▶ **Given instruction**
Search the listing below for the string "lagu" and copy every line where it occurs.

[Start of Data section]

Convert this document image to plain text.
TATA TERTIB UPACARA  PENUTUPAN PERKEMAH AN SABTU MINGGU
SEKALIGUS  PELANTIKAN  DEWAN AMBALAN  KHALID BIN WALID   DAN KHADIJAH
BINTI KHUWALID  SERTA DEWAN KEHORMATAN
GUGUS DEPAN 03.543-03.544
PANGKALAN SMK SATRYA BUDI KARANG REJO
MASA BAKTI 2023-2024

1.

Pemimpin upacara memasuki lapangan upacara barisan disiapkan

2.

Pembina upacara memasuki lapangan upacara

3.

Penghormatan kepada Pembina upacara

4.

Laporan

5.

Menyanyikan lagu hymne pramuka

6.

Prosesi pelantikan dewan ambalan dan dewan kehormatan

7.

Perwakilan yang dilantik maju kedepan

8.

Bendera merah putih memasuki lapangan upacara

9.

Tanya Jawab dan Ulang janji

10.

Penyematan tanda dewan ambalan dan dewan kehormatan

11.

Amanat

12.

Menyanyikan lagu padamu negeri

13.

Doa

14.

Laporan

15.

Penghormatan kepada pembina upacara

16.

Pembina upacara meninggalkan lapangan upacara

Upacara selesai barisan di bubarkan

[End of Data section]

▶ **Solution to this task**
Menyanyikan lagu hymne pramuka
Menyanyikan lagu padamu negeri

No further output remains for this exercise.